**What is being asked:** Check each line of the records for "into"; collect those that have it.
____ Task data
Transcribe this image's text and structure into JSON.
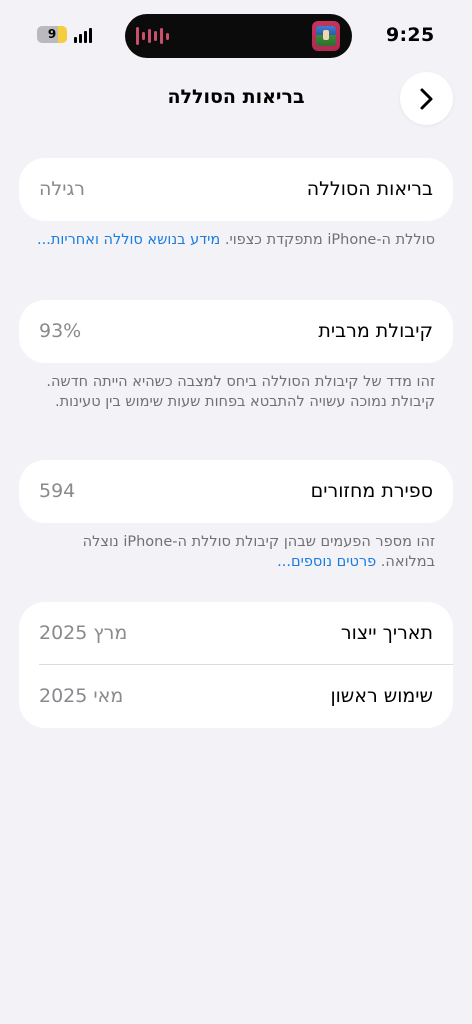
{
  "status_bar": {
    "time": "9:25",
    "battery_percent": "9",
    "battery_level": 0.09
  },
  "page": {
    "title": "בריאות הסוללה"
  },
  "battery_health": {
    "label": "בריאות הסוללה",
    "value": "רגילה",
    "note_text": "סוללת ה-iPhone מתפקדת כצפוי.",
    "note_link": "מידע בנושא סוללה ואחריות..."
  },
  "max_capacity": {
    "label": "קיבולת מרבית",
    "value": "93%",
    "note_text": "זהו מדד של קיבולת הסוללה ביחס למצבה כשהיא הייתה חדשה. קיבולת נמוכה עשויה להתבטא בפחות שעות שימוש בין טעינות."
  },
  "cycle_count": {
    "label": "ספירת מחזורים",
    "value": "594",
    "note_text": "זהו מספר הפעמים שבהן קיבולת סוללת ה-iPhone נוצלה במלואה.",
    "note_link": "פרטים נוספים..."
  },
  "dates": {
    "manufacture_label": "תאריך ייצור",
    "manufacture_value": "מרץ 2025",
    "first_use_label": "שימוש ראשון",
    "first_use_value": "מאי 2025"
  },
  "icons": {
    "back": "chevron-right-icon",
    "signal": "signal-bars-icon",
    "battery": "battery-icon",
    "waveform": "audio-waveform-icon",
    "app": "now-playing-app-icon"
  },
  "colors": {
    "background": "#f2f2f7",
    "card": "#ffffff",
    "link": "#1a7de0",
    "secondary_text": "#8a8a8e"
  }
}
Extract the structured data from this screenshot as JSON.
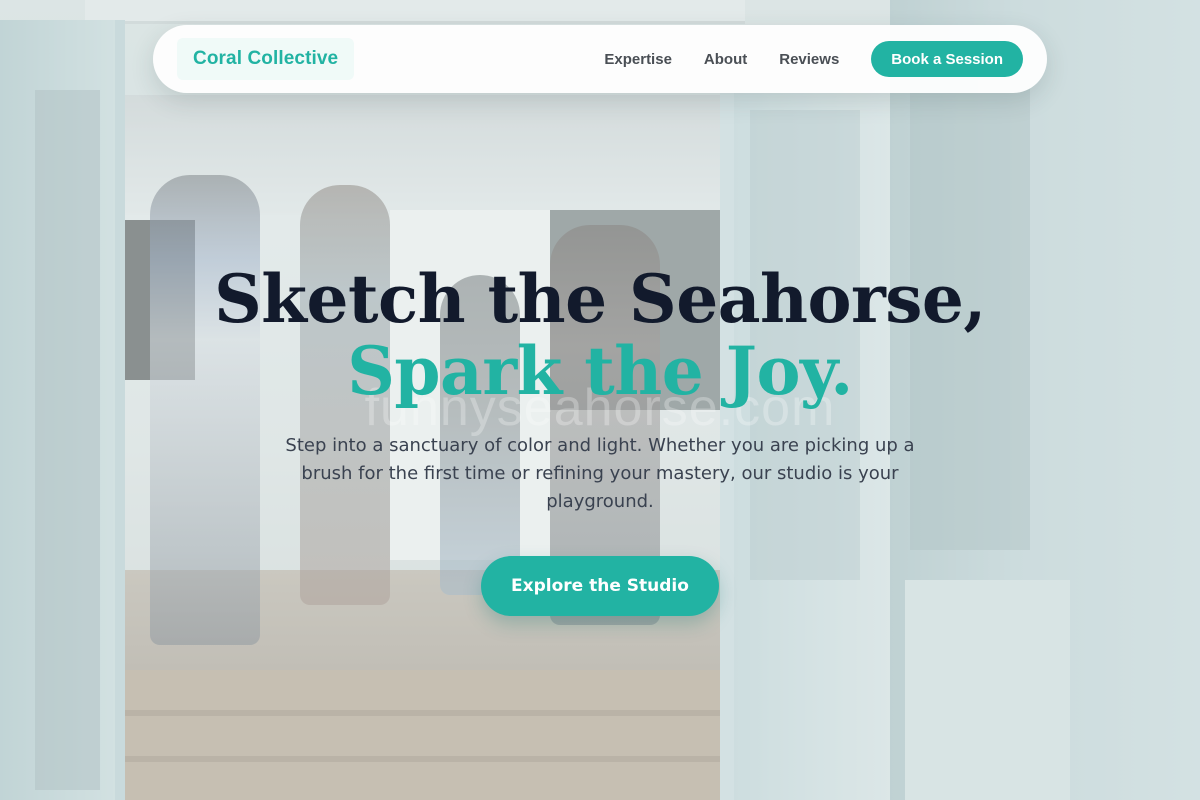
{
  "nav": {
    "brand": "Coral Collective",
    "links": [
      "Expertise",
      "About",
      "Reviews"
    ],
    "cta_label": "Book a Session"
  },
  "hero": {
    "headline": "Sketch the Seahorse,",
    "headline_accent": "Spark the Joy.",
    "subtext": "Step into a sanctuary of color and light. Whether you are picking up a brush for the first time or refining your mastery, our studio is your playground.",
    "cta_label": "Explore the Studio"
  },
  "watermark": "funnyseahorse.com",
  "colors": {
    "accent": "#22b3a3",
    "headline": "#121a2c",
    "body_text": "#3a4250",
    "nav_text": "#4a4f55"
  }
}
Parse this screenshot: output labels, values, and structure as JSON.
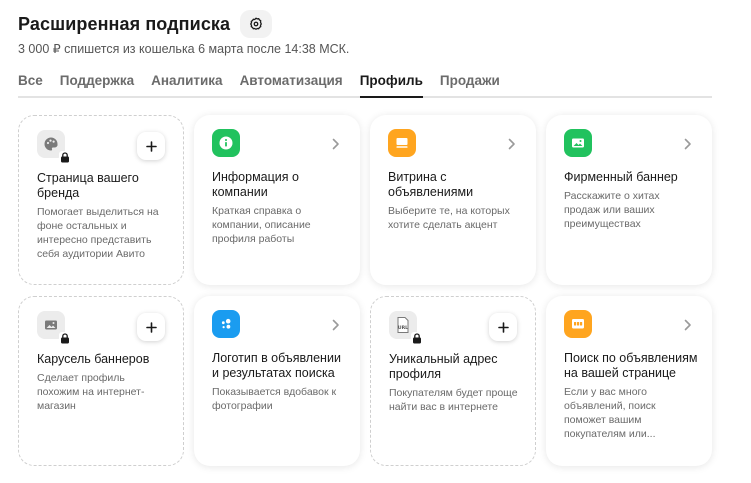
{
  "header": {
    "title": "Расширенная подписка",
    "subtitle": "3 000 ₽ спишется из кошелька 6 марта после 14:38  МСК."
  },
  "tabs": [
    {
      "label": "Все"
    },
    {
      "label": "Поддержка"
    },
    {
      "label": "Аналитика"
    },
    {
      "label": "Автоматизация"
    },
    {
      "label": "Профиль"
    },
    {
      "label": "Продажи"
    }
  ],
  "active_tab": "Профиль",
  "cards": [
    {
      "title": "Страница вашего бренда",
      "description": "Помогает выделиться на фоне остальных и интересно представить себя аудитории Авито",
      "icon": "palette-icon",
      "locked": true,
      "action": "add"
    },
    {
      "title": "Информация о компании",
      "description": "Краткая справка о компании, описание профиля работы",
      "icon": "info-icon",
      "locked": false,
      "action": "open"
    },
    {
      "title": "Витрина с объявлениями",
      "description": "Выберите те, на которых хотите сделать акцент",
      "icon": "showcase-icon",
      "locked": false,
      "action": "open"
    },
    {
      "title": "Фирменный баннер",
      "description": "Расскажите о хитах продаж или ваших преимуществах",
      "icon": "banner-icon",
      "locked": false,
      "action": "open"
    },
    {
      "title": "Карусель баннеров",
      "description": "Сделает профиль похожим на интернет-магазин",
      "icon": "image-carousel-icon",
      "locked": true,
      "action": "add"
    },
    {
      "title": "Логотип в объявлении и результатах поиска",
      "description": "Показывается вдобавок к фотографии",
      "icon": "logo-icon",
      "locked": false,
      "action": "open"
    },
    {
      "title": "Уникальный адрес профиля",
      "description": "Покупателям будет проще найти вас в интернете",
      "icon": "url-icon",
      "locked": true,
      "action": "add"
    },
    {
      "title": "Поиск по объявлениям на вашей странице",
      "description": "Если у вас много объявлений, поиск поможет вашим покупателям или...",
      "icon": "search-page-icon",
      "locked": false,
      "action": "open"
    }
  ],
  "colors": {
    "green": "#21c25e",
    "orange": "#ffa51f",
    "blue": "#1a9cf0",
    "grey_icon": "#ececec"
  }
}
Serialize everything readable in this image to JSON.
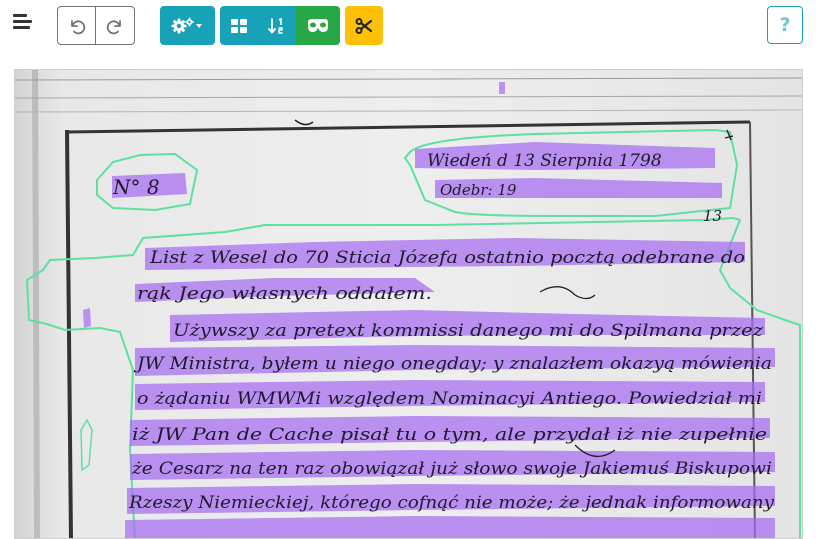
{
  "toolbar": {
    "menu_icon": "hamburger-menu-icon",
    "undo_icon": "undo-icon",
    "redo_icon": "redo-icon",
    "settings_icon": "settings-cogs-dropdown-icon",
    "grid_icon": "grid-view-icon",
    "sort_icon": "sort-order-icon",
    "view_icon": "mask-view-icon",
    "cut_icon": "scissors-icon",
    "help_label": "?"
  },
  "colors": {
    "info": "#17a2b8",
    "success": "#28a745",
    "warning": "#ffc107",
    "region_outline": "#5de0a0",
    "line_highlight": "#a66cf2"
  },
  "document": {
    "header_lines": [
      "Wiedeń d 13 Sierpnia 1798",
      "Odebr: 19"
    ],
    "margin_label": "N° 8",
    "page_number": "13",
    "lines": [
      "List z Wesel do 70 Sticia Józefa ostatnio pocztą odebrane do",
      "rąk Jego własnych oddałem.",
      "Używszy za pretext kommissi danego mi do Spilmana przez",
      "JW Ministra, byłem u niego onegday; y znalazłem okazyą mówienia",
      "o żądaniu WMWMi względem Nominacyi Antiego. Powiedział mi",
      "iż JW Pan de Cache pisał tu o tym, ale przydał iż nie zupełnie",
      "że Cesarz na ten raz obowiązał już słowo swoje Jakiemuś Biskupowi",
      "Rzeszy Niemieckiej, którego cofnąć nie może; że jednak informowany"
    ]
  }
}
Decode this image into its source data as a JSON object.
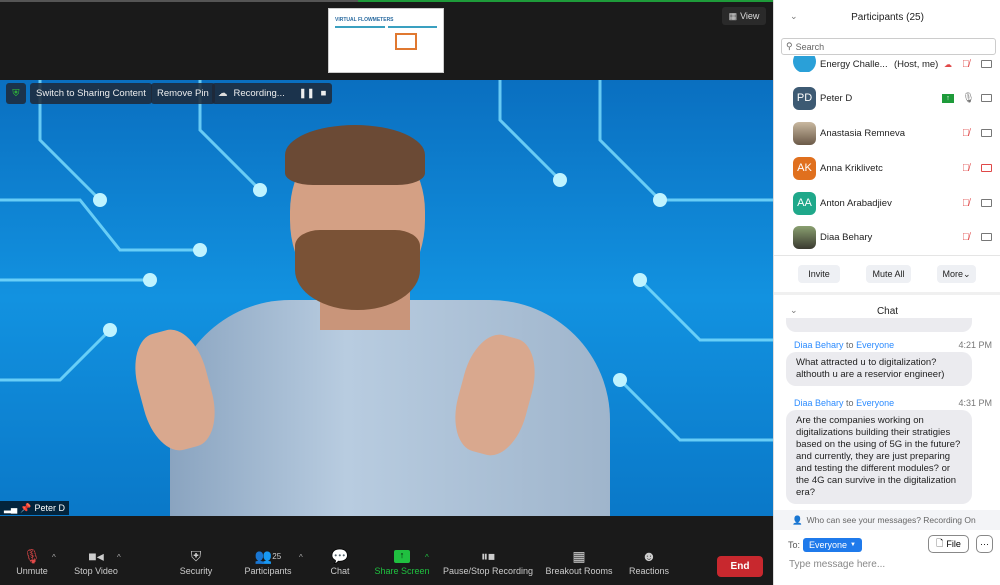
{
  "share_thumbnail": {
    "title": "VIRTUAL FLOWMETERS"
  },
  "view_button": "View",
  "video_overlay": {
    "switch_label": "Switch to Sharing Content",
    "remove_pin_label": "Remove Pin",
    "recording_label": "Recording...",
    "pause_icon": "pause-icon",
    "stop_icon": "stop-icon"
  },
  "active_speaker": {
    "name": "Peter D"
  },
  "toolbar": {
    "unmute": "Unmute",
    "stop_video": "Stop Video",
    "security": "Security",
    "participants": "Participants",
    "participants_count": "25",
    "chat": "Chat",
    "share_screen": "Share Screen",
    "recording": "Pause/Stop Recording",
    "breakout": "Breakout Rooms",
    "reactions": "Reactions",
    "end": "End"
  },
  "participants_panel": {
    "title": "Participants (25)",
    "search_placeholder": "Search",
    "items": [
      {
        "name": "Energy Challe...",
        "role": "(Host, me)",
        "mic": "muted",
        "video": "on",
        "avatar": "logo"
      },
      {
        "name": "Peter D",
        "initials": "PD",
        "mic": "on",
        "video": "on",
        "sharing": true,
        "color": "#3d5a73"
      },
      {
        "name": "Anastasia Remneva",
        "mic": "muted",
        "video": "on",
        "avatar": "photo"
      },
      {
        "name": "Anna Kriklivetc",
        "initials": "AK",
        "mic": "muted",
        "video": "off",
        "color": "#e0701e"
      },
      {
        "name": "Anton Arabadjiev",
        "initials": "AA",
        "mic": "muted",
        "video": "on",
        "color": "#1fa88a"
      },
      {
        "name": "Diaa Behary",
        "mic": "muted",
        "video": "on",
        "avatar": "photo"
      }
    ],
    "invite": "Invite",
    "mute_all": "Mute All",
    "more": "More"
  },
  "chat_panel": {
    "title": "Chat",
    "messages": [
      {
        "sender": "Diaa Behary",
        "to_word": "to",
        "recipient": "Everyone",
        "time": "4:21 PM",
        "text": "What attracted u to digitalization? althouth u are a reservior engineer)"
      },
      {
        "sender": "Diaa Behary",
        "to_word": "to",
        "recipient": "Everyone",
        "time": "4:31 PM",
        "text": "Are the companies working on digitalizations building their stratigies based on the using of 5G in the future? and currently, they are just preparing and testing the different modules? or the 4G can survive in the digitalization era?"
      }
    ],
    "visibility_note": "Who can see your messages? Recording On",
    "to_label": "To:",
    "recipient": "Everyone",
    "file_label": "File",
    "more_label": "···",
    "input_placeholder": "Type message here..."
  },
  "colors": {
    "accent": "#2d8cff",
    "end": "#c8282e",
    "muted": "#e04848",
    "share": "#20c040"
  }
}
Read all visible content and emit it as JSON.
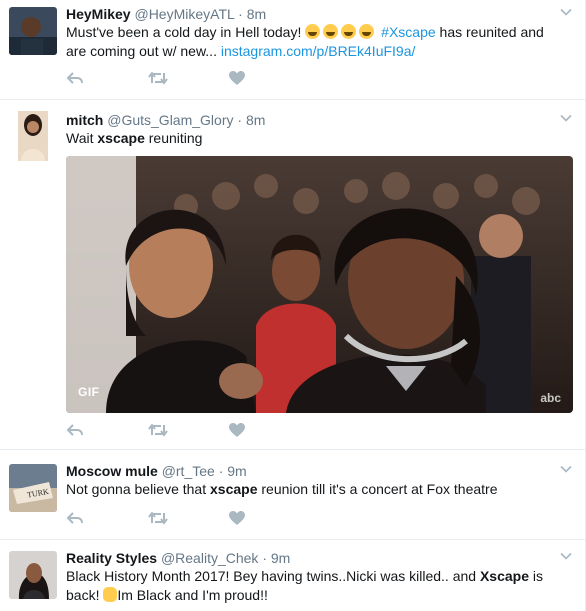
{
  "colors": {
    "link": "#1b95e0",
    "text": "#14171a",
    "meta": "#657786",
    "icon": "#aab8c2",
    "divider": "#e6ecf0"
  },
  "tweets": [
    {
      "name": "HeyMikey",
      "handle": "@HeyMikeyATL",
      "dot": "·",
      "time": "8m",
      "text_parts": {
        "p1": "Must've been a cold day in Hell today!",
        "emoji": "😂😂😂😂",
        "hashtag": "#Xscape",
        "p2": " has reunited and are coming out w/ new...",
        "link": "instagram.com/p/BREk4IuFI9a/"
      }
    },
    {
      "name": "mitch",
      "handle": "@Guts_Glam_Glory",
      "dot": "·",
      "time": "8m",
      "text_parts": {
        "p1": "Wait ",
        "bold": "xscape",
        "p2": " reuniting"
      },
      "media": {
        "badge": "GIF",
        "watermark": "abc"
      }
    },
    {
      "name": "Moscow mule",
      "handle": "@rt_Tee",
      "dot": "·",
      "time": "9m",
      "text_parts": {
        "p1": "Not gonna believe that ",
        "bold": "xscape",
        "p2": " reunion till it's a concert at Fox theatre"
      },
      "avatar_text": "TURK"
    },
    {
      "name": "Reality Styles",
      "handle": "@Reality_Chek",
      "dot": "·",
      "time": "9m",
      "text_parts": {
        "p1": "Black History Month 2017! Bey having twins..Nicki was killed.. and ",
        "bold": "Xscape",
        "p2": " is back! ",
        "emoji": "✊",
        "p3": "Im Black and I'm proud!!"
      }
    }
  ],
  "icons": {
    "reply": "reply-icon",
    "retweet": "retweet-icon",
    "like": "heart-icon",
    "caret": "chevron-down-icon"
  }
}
________
**Exercise solution:**
Transcribe this image's text and structure into JSON.
    "subtext": "Step into a sanctuary of color and light. Whether you are picking up a brush for the first time or refining your mastery, our studio is your playground.",
Decode this image into its source data as a JSON object.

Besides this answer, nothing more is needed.